----- TASK INPUT

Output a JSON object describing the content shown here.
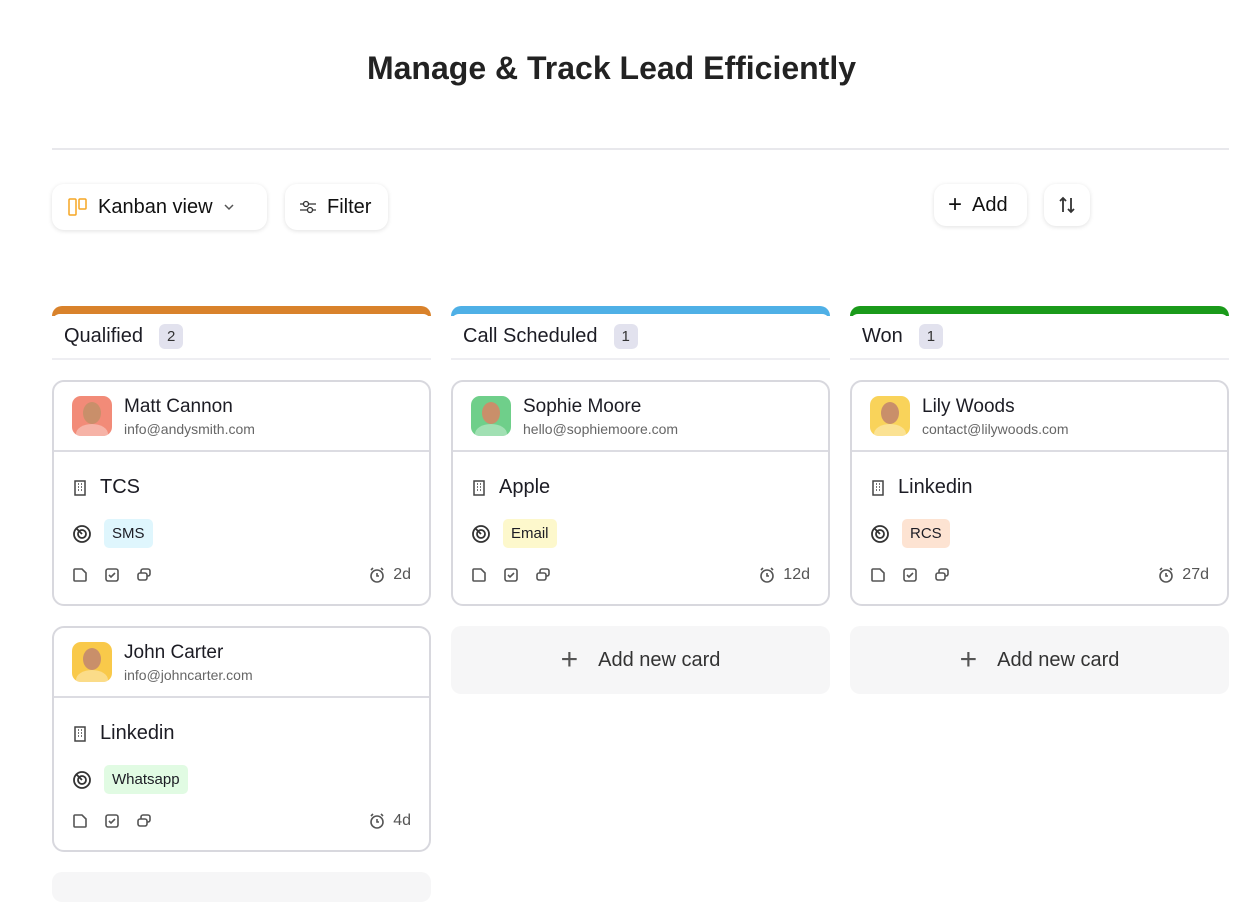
{
  "title": "Manage & Track Lead Efficiently",
  "toolbar": {
    "view_label": "Kanban view",
    "filter_label": "Filter",
    "add_label": "Add"
  },
  "colors": {
    "qualified": "#d9822b",
    "call_scheduled": "#4fb0e6",
    "won": "#1a9a1a"
  },
  "columns": [
    {
      "name": "Qualified",
      "count": "2",
      "color": "#d9822b",
      "cards": [
        {
          "name": "Matt Cannon",
          "email": "info@andysmith.com",
          "company": "TCS",
          "channel": "SMS",
          "age": "2d",
          "avatar_bg": "#f28b78",
          "tag_bg": "#dff6fd"
        },
        {
          "name": "John Carter",
          "email": "info@johncarter.com",
          "company": "Linkedin",
          "channel": "Whatsapp",
          "age": "4d",
          "avatar_bg": "#f9c94a",
          "tag_bg": "#e1fbe3"
        }
      ]
    },
    {
      "name": "Call Scheduled",
      "count": "1",
      "color": "#4fb0e6",
      "cards": [
        {
          "name": "Sophie Moore",
          "email": "hello@sophiemoore.com",
          "company": "Apple",
          "channel": "Email",
          "age": "12d",
          "avatar_bg": "#6fcf8a",
          "tag_bg": "#fdf8cc"
        }
      ],
      "add_label": "Add new card"
    },
    {
      "name": "Won",
      "count": "1",
      "color": "#1a9a1a",
      "cards": [
        {
          "name": "Lily Woods",
          "email": "contact@lilywoods.com",
          "company": "Linkedin",
          "channel": "RCS",
          "age": "27d",
          "avatar_bg": "#f9d35a",
          "tag_bg": "#fde3d2"
        }
      ],
      "add_label": "Add new card"
    }
  ]
}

----------

_TASK DETAILS_.
Copy all the entries word for word. Omit any pictures.

_REPLY_.
Output a JSON object describing the content shown here.
{
  "title": "Manage & Track Lead Efficiently",
  "toolbar": {
    "view_label": "Kanban view",
    "filter_label": "Filter",
    "add_label": "Add"
  },
  "colors": {
    "qualified": "#d9822b",
    "call_scheduled": "#4fb0e6",
    "won": "#1a9a1a"
  },
  "columns": [
    {
      "name": "Qualified",
      "count": "2",
      "color": "#d9822b",
      "cards": [
        {
          "name": "Matt Cannon",
          "email": "info@andysmith.com",
          "company": "TCS",
          "channel": "SMS",
          "age": "2d",
          "avatar_bg": "#f28b78",
          "tag_bg": "#dff6fd"
        },
        {
          "name": "John Carter",
          "email": "info@johncarter.com",
          "company": "Linkedin",
          "channel": "Whatsapp",
          "age": "4d",
          "avatar_bg": "#f9c94a",
          "tag_bg": "#e1fbe3"
        }
      ]
    },
    {
      "name": "Call Scheduled",
      "count": "1",
      "color": "#4fb0e6",
      "cards": [
        {
          "name": "Sophie Moore",
          "email": "hello@sophiemoore.com",
          "company": "Apple",
          "channel": "Email",
          "age": "12d",
          "avatar_bg": "#6fcf8a",
          "tag_bg": "#fdf8cc"
        }
      ],
      "add_label": "Add new card"
    },
    {
      "name": "Won",
      "count": "1",
      "color": "#1a9a1a",
      "cards": [
        {
          "name": "Lily Woods",
          "email": "contact@lilywoods.com",
          "company": "Linkedin",
          "channel": "RCS",
          "age": "27d",
          "avatar_bg": "#f9d35a",
          "tag_bg": "#fde3d2"
        }
      ],
      "add_label": "Add new card"
    }
  ]
}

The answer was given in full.